- PROVIDED ENTRIES -

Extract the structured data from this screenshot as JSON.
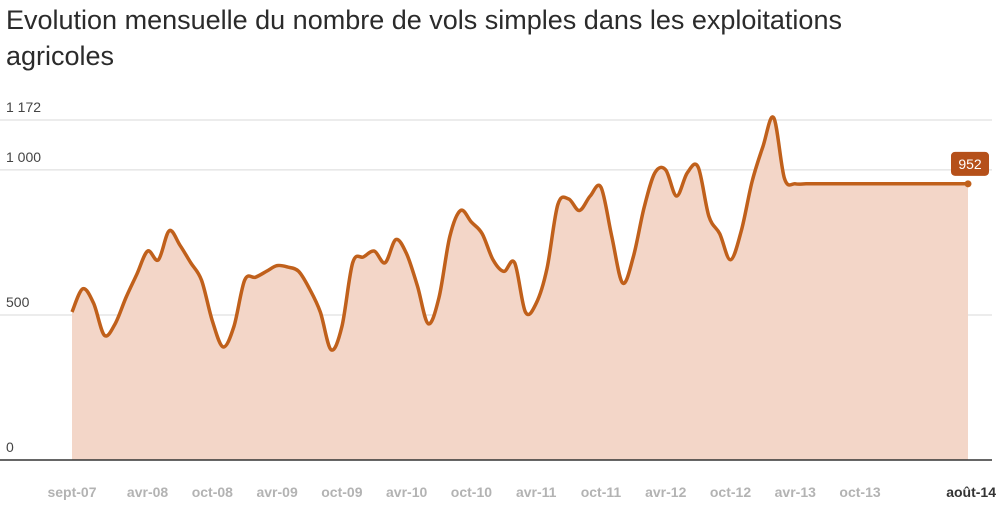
{
  "chart_data": {
    "type": "area",
    "title": "Evolution mensuelle du nombre de vols simples dans les exploitations agricoles",
    "ylim": [
      0,
      1172
    ],
    "yticks": [
      {
        "value": 0,
        "label": "0"
      },
      {
        "value": 500,
        "label": "500"
      },
      {
        "value": 1000,
        "label": "1 000"
      },
      {
        "value": 1172,
        "label": "1 172"
      }
    ],
    "xticks": [
      {
        "index": 0,
        "label": "sept-07"
      },
      {
        "index": 7,
        "label": "avr-08"
      },
      {
        "index": 13,
        "label": "oct-08"
      },
      {
        "index": 19,
        "label": "avr-09"
      },
      {
        "index": 25,
        "label": "oct-09"
      },
      {
        "index": 31,
        "label": "avr-10"
      },
      {
        "index": 37,
        "label": "oct-10"
      },
      {
        "index": 43,
        "label": "avr-11"
      },
      {
        "index": 49,
        "label": "oct-11"
      },
      {
        "index": 55,
        "label": "avr-12"
      },
      {
        "index": 61,
        "label": "oct-12"
      },
      {
        "index": 67,
        "label": "avr-13"
      },
      {
        "index": 73,
        "label": "oct-13"
      },
      {
        "index": 83,
        "label": "août-14"
      }
    ],
    "values": [
      510,
      590,
      540,
      430,
      470,
      560,
      640,
      720,
      690,
      790,
      740,
      680,
      620,
      480,
      390,
      460,
      620,
      630,
      650,
      670,
      665,
      650,
      590,
      510,
      380,
      460,
      680,
      700,
      720,
      680,
      760,
      710,
      600,
      470,
      560,
      770,
      860,
      820,
      780,
      690,
      650,
      680,
      510,
      540,
      660,
      880,
      900,
      860,
      910,
      940,
      770,
      610,
      700,
      870,
      990,
      1000,
      910,
      990,
      1010,
      840,
      780,
      690,
      790,
      960,
      1080,
      1180,
      970,
      952,
      952,
      952,
      952,
      952,
      952,
      952,
      952,
      952,
      952,
      952,
      952,
      952,
      952,
      952,
      952,
      952
    ],
    "last_value_label": "952",
    "colors": {
      "line": "#c0601b",
      "fill": "#f3d6c8",
      "callout": "#b5501a",
      "grid": "#d9d9d9"
    }
  }
}
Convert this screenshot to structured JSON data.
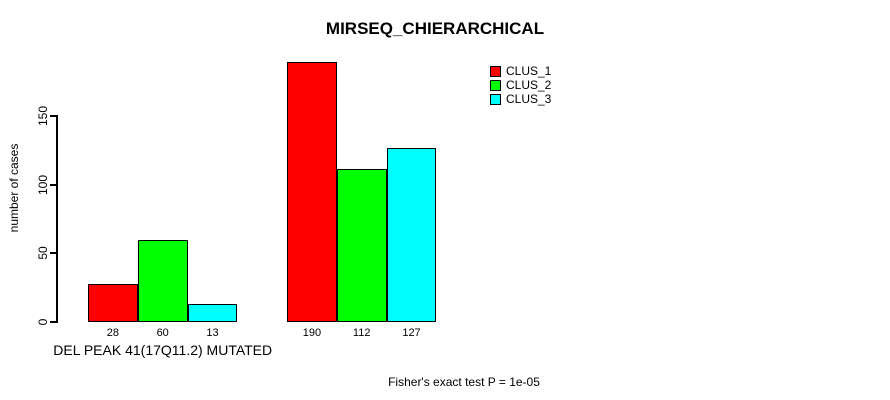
{
  "chart_data": {
    "type": "bar",
    "title": "MIRSEQ_CHIERARCHICAL",
    "ylabel": "number of cases",
    "yticks": [
      0,
      50,
      100,
      150
    ],
    "ylim": [
      0,
      195
    ],
    "grid": false,
    "legend_position": "top-right",
    "groups": [
      {
        "label": "DEL PEAK 41(17Q11.2) MUTATED",
        "values": [
          28,
          60,
          13
        ]
      },
      {
        "label": "",
        "values": [
          190,
          112,
          127
        ]
      }
    ],
    "legend": [
      {
        "name": "CLUS_1",
        "color": "#FF0000"
      },
      {
        "name": "CLUS_2",
        "color": "#00FF00"
      },
      {
        "name": "CLUS_3",
        "color": "#00FFFF"
      }
    ],
    "annotation": "Fisher's exact test P = 1e-05"
  }
}
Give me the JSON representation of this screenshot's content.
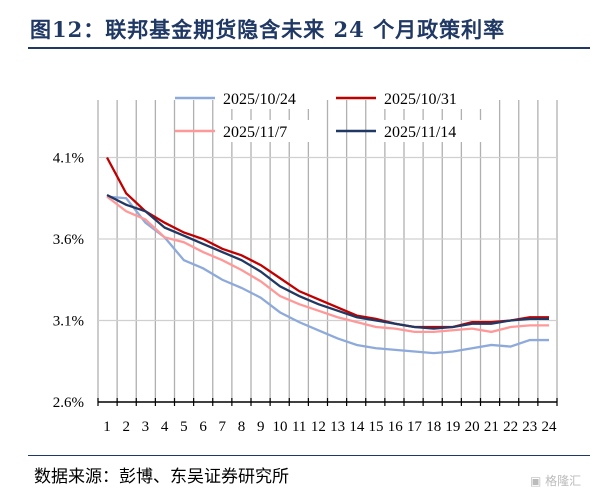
{
  "title": "图12：联邦基金期货隐含未来 24 个月政策利率",
  "source": "数据来源：彭博、东吴证券研究所",
  "watermark": "格隆汇",
  "chart_data": {
    "type": "line",
    "title": "",
    "xlabel": "",
    "ylabel": "",
    "x": [
      1,
      2,
      3,
      4,
      5,
      6,
      7,
      8,
      9,
      10,
      11,
      12,
      13,
      14,
      15,
      16,
      17,
      18,
      19,
      20,
      21,
      22,
      23,
      24
    ],
    "ylim": [
      2.6,
      4.3
    ],
    "yticks": [
      "2.6%",
      "3.1%",
      "3.6%",
      "4.1%"
    ],
    "ytick_values": [
      2.6,
      3.1,
      3.6,
      4.1
    ],
    "grid": "vertical and horizontal",
    "legend": "top",
    "series": [
      {
        "name": "2025/10/24",
        "color": "#8eaadb",
        "values": [
          3.86,
          3.85,
          3.7,
          3.61,
          3.47,
          3.42,
          3.35,
          3.3,
          3.24,
          3.15,
          3.09,
          3.04,
          2.99,
          2.95,
          2.93,
          2.92,
          2.91,
          2.9,
          2.91,
          2.93,
          2.95,
          2.94,
          2.98,
          2.98
        ]
      },
      {
        "name": "2025/10/31",
        "color": "#c00000",
        "values": [
          4.1,
          3.88,
          3.77,
          3.7,
          3.64,
          3.6,
          3.54,
          3.5,
          3.44,
          3.36,
          3.28,
          3.23,
          3.18,
          3.13,
          3.11,
          3.08,
          3.06,
          3.06,
          3.06,
          3.09,
          3.09,
          3.1,
          3.12,
          3.12
        ]
      },
      {
        "name": "2025/11/7",
        "color": "#ff9999",
        "values": [
          3.86,
          3.77,
          3.72,
          3.61,
          3.58,
          3.52,
          3.47,
          3.41,
          3.34,
          3.25,
          3.2,
          3.16,
          3.12,
          3.09,
          3.06,
          3.05,
          3.03,
          3.03,
          3.04,
          3.05,
          3.03,
          3.06,
          3.07,
          3.07
        ]
      },
      {
        "name": "2025/11/14",
        "color": "#203864",
        "values": [
          3.87,
          3.81,
          3.77,
          3.67,
          3.62,
          3.57,
          3.52,
          3.47,
          3.4,
          3.31,
          3.25,
          3.2,
          3.16,
          3.12,
          3.1,
          3.08,
          3.06,
          3.05,
          3.06,
          3.08,
          3.08,
          3.1,
          3.11,
          3.11
        ]
      }
    ]
  }
}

- TASK INSTRUCTIONS -
Lines of the material that contain the word "structured" are to be gathered.

- ANSWER TO THE PROBLEM -
Extract the structured data from this screenshot as JSON.
Convert this screenshot to structured JSON data.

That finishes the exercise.